● REQUIREMENTS: Copy out the whole listing exactly as written, leaving the pictures behind.

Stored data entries
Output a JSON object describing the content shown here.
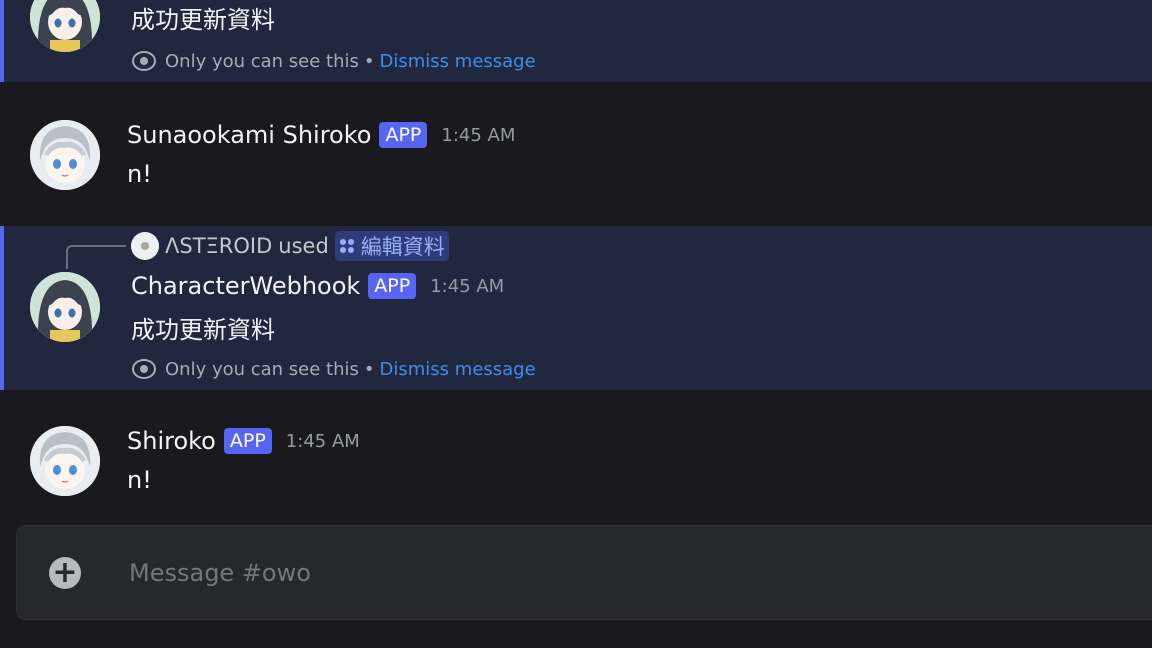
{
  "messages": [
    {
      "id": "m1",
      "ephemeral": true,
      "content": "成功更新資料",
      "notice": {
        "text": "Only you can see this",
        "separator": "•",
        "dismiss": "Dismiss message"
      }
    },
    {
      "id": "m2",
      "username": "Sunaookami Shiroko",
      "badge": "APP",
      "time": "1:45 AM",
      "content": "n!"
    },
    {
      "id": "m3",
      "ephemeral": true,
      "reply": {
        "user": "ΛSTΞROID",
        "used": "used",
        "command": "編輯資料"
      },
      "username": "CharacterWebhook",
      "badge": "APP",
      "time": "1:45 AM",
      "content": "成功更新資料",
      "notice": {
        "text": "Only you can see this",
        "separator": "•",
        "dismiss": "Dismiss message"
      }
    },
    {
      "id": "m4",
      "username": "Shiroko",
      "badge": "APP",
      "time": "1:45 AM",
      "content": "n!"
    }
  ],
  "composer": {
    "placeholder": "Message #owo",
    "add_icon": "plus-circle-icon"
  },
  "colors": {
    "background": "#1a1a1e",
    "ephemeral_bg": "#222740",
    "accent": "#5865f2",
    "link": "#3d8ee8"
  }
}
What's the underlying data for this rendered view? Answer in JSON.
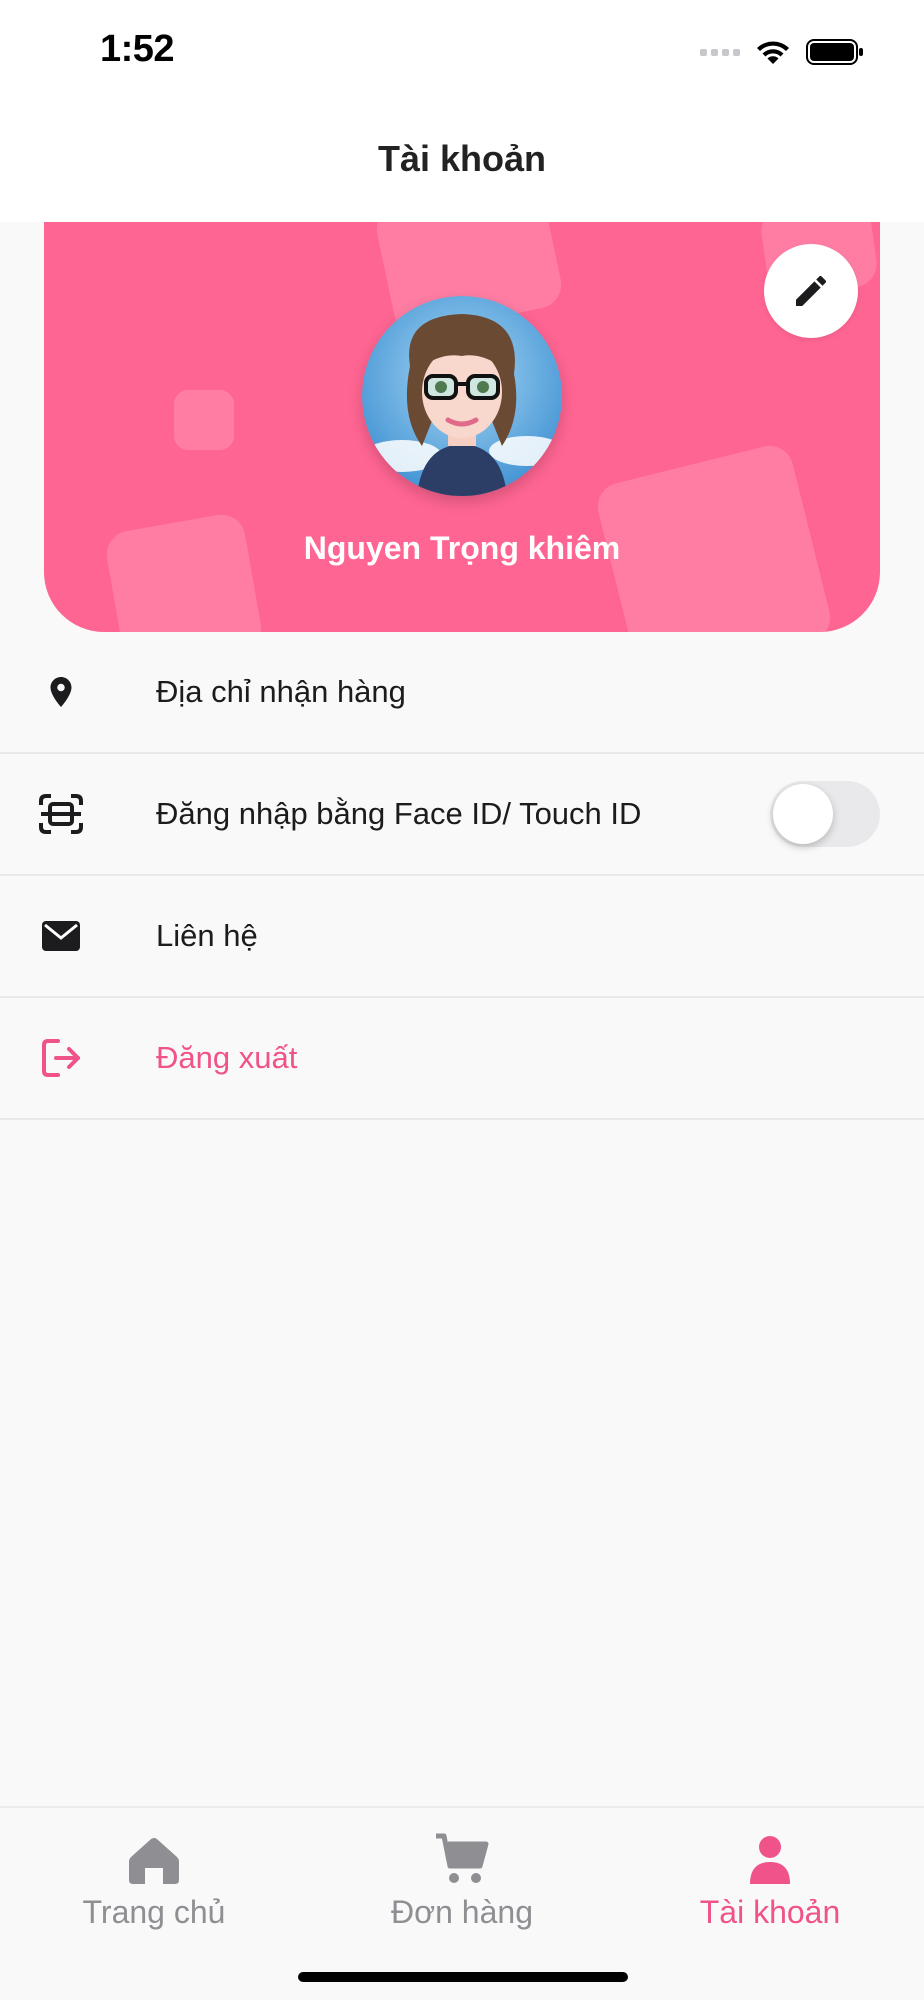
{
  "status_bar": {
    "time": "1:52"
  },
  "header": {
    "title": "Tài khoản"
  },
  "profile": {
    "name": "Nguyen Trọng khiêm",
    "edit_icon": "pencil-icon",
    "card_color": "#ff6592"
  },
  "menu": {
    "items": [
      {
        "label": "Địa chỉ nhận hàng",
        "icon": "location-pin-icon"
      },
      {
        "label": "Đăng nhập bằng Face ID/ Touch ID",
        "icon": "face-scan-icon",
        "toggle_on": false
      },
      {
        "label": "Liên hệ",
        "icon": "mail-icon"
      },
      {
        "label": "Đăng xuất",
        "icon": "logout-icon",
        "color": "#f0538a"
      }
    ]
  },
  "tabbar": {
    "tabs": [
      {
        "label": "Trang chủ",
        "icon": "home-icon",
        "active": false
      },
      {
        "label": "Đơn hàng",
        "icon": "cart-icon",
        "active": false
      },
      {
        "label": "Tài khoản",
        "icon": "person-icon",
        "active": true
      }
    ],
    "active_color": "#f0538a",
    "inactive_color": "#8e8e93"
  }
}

● EXPECTED ANSWER:
Output a JSON object describing the content shown here.
{
  "messages": [
    {
      "id": "m1",
      "ephemeral": true,
      "content": "成功更新資料",
      "notice": {
        "text": "Only you can see this",
        "separator": "•",
        "dismiss": "Dismiss message"
      }
    },
    {
      "id": "m2",
      "username": "Sunaookami Shiroko",
      "badge": "APP",
      "time": "1:45 AM",
      "content": "n!"
    },
    {
      "id": "m3",
      "ephemeral": true,
      "reply": {
        "user": "ΛSTΞROID",
        "used": "used",
        "command": "編輯資料"
      },
      "username": "CharacterWebhook",
      "badge": "APP",
      "time": "1:45 AM",
      "content": "成功更新資料",
      "notice": {
        "text": "Only you can see this",
        "separator": "•",
        "dismiss": "Dismiss message"
      }
    },
    {
      "id": "m4",
      "username": "Shiroko",
      "badge": "APP",
      "time": "1:45 AM",
      "content": "n!"
    }
  ],
  "composer": {
    "placeholder": "Message #owo",
    "add_icon": "plus-circle-icon"
  },
  "colors": {
    "background": "#1a1a1e",
    "ephemeral_bg": "#222740",
    "accent": "#5865f2",
    "link": "#3d8ee8"
  }
}
What's the underlying data for this rendered view? Answer in JSON.
{
  "status_bar": {
    "time": "1:52"
  },
  "header": {
    "title": "Tài khoản"
  },
  "profile": {
    "name": "Nguyen Trọng khiêm",
    "edit_icon": "pencil-icon",
    "card_color": "#ff6592"
  },
  "menu": {
    "items": [
      {
        "label": "Địa chỉ nhận hàng",
        "icon": "location-pin-icon"
      },
      {
        "label": "Đăng nhập bằng Face ID/ Touch ID",
        "icon": "face-scan-icon",
        "toggle_on": false
      },
      {
        "label": "Liên hệ",
        "icon": "mail-icon"
      },
      {
        "label": "Đăng xuất",
        "icon": "logout-icon",
        "color": "#f0538a"
      }
    ]
  },
  "tabbar": {
    "tabs": [
      {
        "label": "Trang chủ",
        "icon": "home-icon",
        "active": false
      },
      {
        "label": "Đơn hàng",
        "icon": "cart-icon",
        "active": false
      },
      {
        "label": "Tài khoản",
        "icon": "person-icon",
        "active": true
      }
    ],
    "active_color": "#f0538a",
    "inactive_color": "#8e8e93"
  }
}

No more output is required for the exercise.